**EXERCISE:**
In your copy, leave out the pictures; write out all the data exactly.

**DATASET ROWS:**

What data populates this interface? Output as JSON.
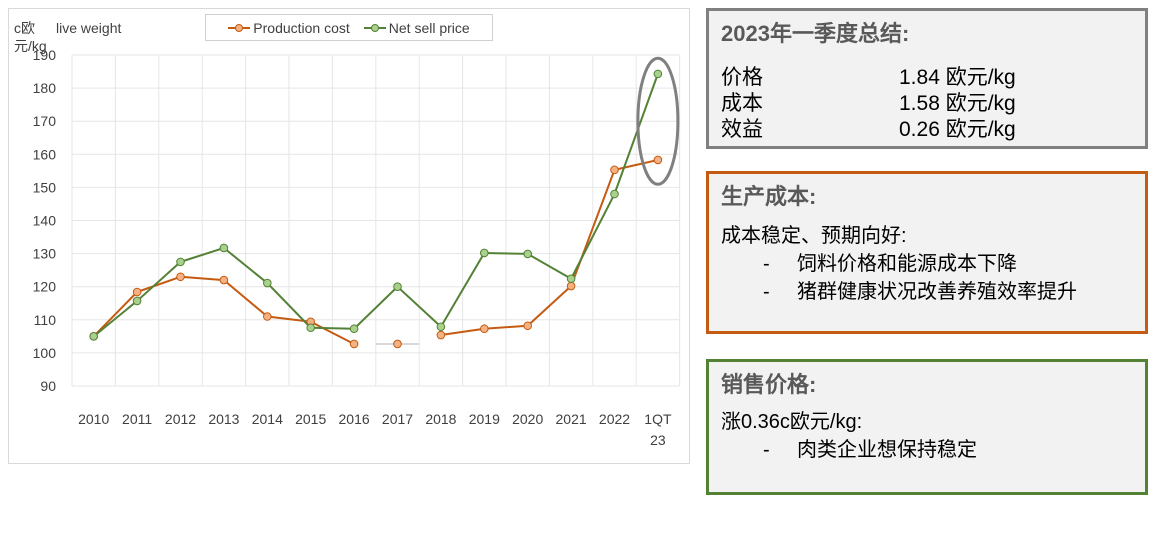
{
  "chart_data": {
    "type": "line",
    "ylabel": "c欧\n元/kg",
    "subtitle": "live weight",
    "categories": [
      "2010",
      "2011",
      "2012",
      "2013",
      "2014",
      "2015",
      "2016",
      "2017",
      "2018",
      "2019",
      "2020",
      "2021",
      "2022",
      "1QT 23"
    ],
    "category_lines": [
      [
        "2010"
      ],
      [
        "2011"
      ],
      [
        "2012"
      ],
      [
        "2013"
      ],
      [
        "2014"
      ],
      [
        "2015"
      ],
      [
        "2016"
      ],
      [
        "2017"
      ],
      [
        "2018"
      ],
      [
        "2019"
      ],
      [
        "2020"
      ],
      [
        "2021"
      ],
      [
        "2022"
      ],
      [
        "1QT",
        "23"
      ]
    ],
    "ylim": [
      90,
      190
    ],
    "yticks": [
      190,
      180,
      170,
      160,
      150,
      140,
      130,
      120,
      110,
      100,
      90
    ],
    "grid": true,
    "legend_placement": "top",
    "series": [
      {
        "name": "Production cost",
        "color": "#c55a11",
        "marker_fill": "#f4b183",
        "values": [
          105,
          118.4,
          123,
          122,
          111,
          109.4,
          102.7,
          102.7,
          105.4,
          107.3,
          108.2,
          120.2,
          155.3,
          158.3
        ],
        "disconnected_points": [
          "2017"
        ]
      },
      {
        "name": "Net sell price",
        "color": "#538135",
        "marker_fill": "#a9d18e",
        "values": [
          105,
          115.7,
          127.5,
          131.7,
          121.1,
          107.6,
          107.3,
          120,
          107.9,
          130.2,
          129.9,
          122.4,
          148,
          184.3
        ],
        "disconnected_points": []
      }
    ],
    "annotation": {
      "type": "ellipse",
      "category": "1QT 23",
      "color": "#808080"
    }
  },
  "summary": {
    "title": "2023年一季度总结:",
    "rows": [
      {
        "label": "价格",
        "value": "1.84 欧元/kg"
      },
      {
        "label": "成本",
        "value": "1.58 欧元/kg"
      },
      {
        "label": "效益",
        "value": "0.26 欧元/kg"
      }
    ],
    "border_color": "#808080"
  },
  "cost": {
    "title": "生产成本:",
    "intro": "成本稳定、预期向好:",
    "bullets": [
      "饲料价格和能源成本下降",
      "猪群健康状况改善养殖效率提升"
    ],
    "border_color": "#c55a11"
  },
  "price": {
    "title": "销售价格:",
    "intro": "涨0.36c欧元/kg:",
    "bullets": [
      "肉类企业想保持稳定"
    ],
    "border_color": "#548235"
  },
  "bullet_mark": "-"
}
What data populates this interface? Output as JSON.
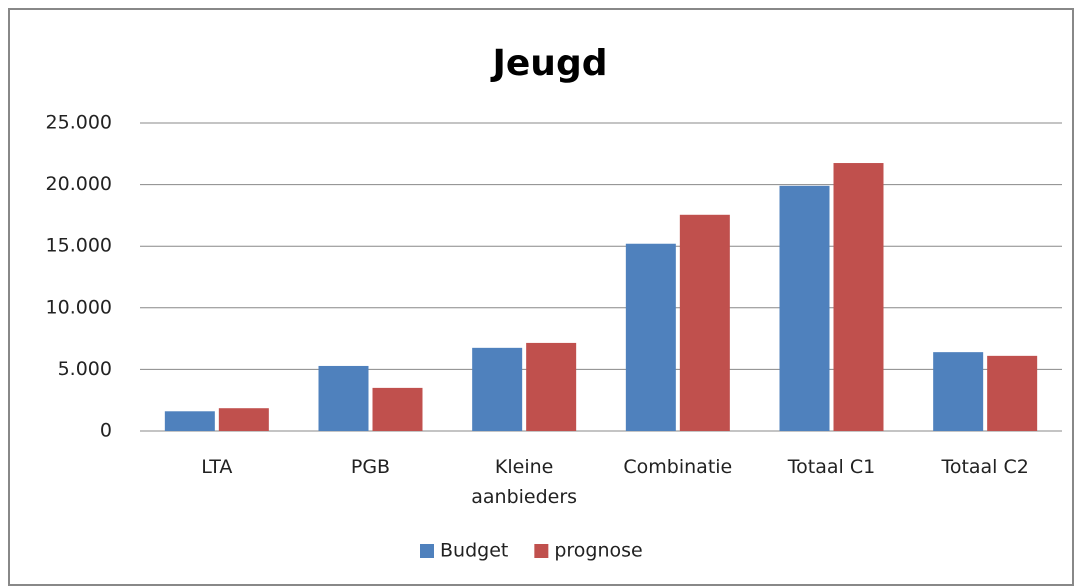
{
  "chart_data": {
    "type": "bar",
    "title": "Jeugd",
    "categories": [
      "LTA",
      "PGB",
      "Kleine aanbieders",
      "Combinatie",
      "Totaal C1",
      "Totaal C2"
    ],
    "series": [
      {
        "name": "Budget",
        "color": "#4f81bd",
        "values": [
          1600,
          5280,
          6750,
          15200,
          19900,
          6400
        ]
      },
      {
        "name": "prognose",
        "color": "#c0504d",
        "values": [
          1850,
          3500,
          7150,
          17550,
          21750,
          6100
        ]
      }
    ],
    "ylim": [
      0,
      25000
    ],
    "yticks": [
      0,
      {
        "value": 5000,
        "label": "5.000"
      },
      {
        "value": 10000,
        "label": "10.000"
      },
      {
        "value": 15000,
        "label": "15.000"
      },
      {
        "value": 20000,
        "label": "20.000"
      },
      {
        "value": 25000,
        "label": "25.000"
      }
    ],
    "grid": true,
    "legend": "bottom"
  }
}
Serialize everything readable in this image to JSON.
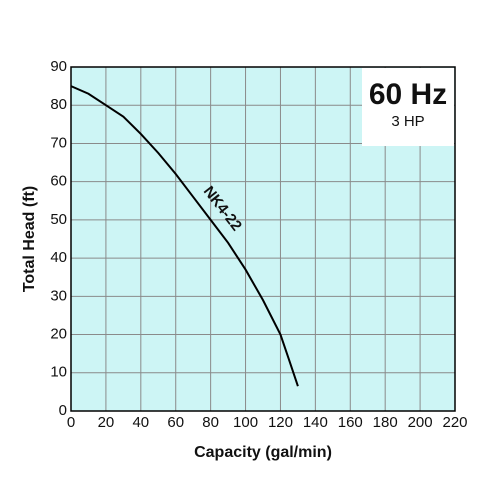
{
  "chart_data": {
    "type": "line",
    "x_label": "Capacity (gal/min)",
    "y_label": "Total Head (ft)",
    "x": [
      0,
      10,
      20,
      30,
      40,
      50,
      60,
      70,
      80,
      90,
      100,
      110,
      120,
      125,
      130
    ],
    "series": [
      {
        "name": "NK4-22",
        "color": "#000000",
        "values": [
          85,
          83,
          80,
          77,
          72.5,
          67.5,
          62,
          56,
          50,
          44,
          37,
          29,
          20,
          13.3,
          6.5
        ]
      }
    ],
    "xlim": [
      0,
      220
    ],
    "xticks": [
      0,
      20,
      40,
      60,
      80,
      100,
      120,
      140,
      160,
      180,
      200,
      220
    ],
    "ylim": [
      0,
      90
    ],
    "yticks": [
      0,
      10,
      20,
      30,
      40,
      50,
      60,
      70,
      80,
      90
    ],
    "grid": true,
    "background": "#cdf5f5",
    "annotations": [
      {
        "text": "60 Hz"
      },
      {
        "text": "3 HP"
      }
    ]
  }
}
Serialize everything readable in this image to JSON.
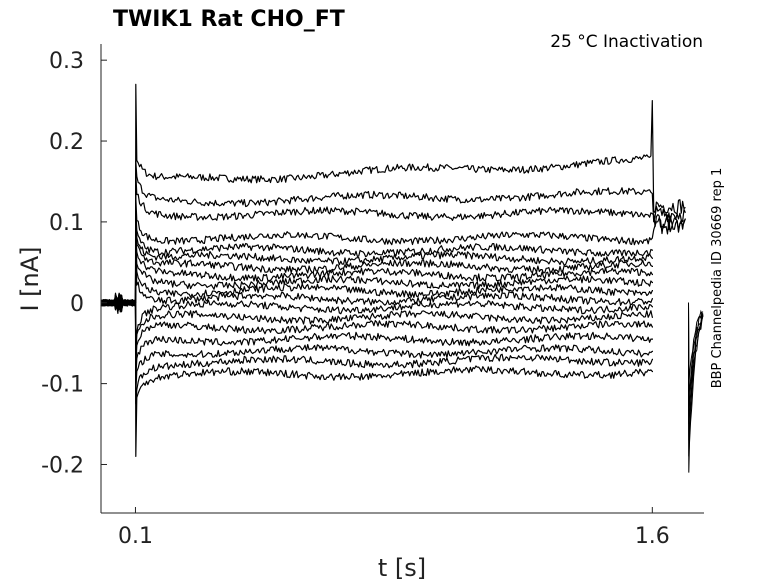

**RESULT OF THIS EXERCISE:**
What data populates this interface? Output as JSON.
{
  "chart_data": {
    "type": "line",
    "ylabel": "c欧\n元/kg",
    "subtitle": "live weight",
    "categories": [
      "2010",
      "2011",
      "2012",
      "2013",
      "2014",
      "2015",
      "2016",
      "2017",
      "2018",
      "2019",
      "2020",
      "2021",
      "2022",
      "1QT 23"
    ],
    "category_lines": [
      [
        "2010"
      ],
      [
        "2011"
      ],
      [
        "2012"
      ],
      [
        "2013"
      ],
      [
        "2014"
      ],
      [
        "2015"
      ],
      [
        "2016"
      ],
      [
        "2017"
      ],
      [
        "2018"
      ],
      [
        "2019"
      ],
      [
        "2020"
      ],
      [
        "2021"
      ],
      [
        "2022"
      ],
      [
        "1QT",
        "23"
      ]
    ],
    "ylim": [
      90,
      190
    ],
    "yticks": [
      190,
      180,
      170,
      160,
      150,
      140,
      130,
      120,
      110,
      100,
      90
    ],
    "grid": true,
    "legend_placement": "top",
    "series": [
      {
        "name": "Production cost",
        "color": "#c55a11",
        "marker_fill": "#f4b183",
        "values": [
          105,
          118.4,
          123,
          122,
          111,
          109.4,
          102.7,
          102.7,
          105.4,
          107.3,
          108.2,
          120.2,
          155.3,
          158.3
        ],
        "disconnected_points": [
          "2017"
        ]
      },
      {
        "name": "Net sell price",
        "color": "#538135",
        "marker_fill": "#a9d18e",
        "values": [
          105,
          115.7,
          127.5,
          131.7,
          121.1,
          107.6,
          107.3,
          120,
          107.9,
          130.2,
          129.9,
          122.4,
          148,
          184.3
        ],
        "disconnected_points": []
      }
    ],
    "annotation": {
      "type": "ellipse",
      "category": "1QT 23",
      "color": "#808080"
    }
  },
  "summary": {
    "title": "2023年一季度总结:",
    "rows": [
      {
        "label": "价格",
        "value": "1.84 欧元/kg"
      },
      {
        "label": "成本",
        "value": "1.58 欧元/kg"
      },
      {
        "label": "效益",
        "value": "0.26 欧元/kg"
      }
    ],
    "border_color": "#808080"
  },
  "cost": {
    "title": "生产成本:",
    "intro": "成本稳定、预期向好:",
    "bullets": [
      "饲料价格和能源成本下降",
      "猪群健康状况改善养殖效率提升"
    ],
    "border_color": "#c55a11"
  },
  "price": {
    "title": "销售价格:",
    "intro": "涨0.36c欧元/kg:",
    "bullets": [
      "肉类企业想保持稳定"
    ],
    "border_color": "#548235"
  },
  "bullet_mark": "-"
}
What data populates this interface? Output as JSON.
{
  "chart_data": {
    "type": "bar",
    "title": "Jeugd",
    "categories": [
      "LTA",
      "PGB",
      "Kleine aanbieders",
      "Combinatie",
      "Totaal C1",
      "Totaal C2"
    ],
    "series": [
      {
        "name": "Budget",
        "color": "#4f81bd",
        "values": [
          1600,
          5280,
          6750,
          15200,
          19900,
          6400
        ]
      },
      {
        "name": "prognose",
        "color": "#c0504d",
        "values": [
          1850,
          3500,
          7150,
          17550,
          21750,
          6100
        ]
      }
    ],
    "ylim": [
      0,
      25000
    ],
    "yticks": [
      0,
      {
        "value": 5000,
        "label": "5.000"
      },
      {
        "value": 10000,
        "label": "10.000"
      },
      {
        "value": 15000,
        "label": "15.000"
      },
      {
        "value": 20000,
        "label": "20.000"
      },
      {
        "value": 25000,
        "label": "25.000"
      }
    ],
    "grid": true,
    "legend": "bottom"
  }
}
Serialize everything readable in this image to JSON.
{
  "chart_data": {
    "type": "line",
    "x_label": "Capacity (gal/min)",
    "y_label": "Total Head (ft)",
    "x": [
      0,
      10,
      20,
      30,
      40,
      50,
      60,
      70,
      80,
      90,
      100,
      110,
      120,
      125,
      130
    ],
    "series": [
      {
        "name": "NK4-22",
        "color": "#000000",
        "values": [
          85,
          83,
          80,
          77,
          72.5,
          67.5,
          62,
          56,
          50,
          44,
          37,
          29,
          20,
          13.3,
          6.5
        ]
      }
    ],
    "xlim": [
      0,
      220
    ],
    "xticks": [
      0,
      20,
      40,
      60,
      80,
      100,
      120,
      140,
      160,
      180,
      200,
      220
    ],
    "ylim": [
      0,
      90
    ],
    "yticks": [
      0,
      10,
      20,
      30,
      40,
      50,
      60,
      70,
      80,
      90
    ],
    "grid": true,
    "background": "#cdf5f5",
    "annotations": [
      {
        "text": "60 Hz"
      },
      {
        "text": "3 HP"
      }
    ]
  }
}
Serialize everything readable in this image to JSON.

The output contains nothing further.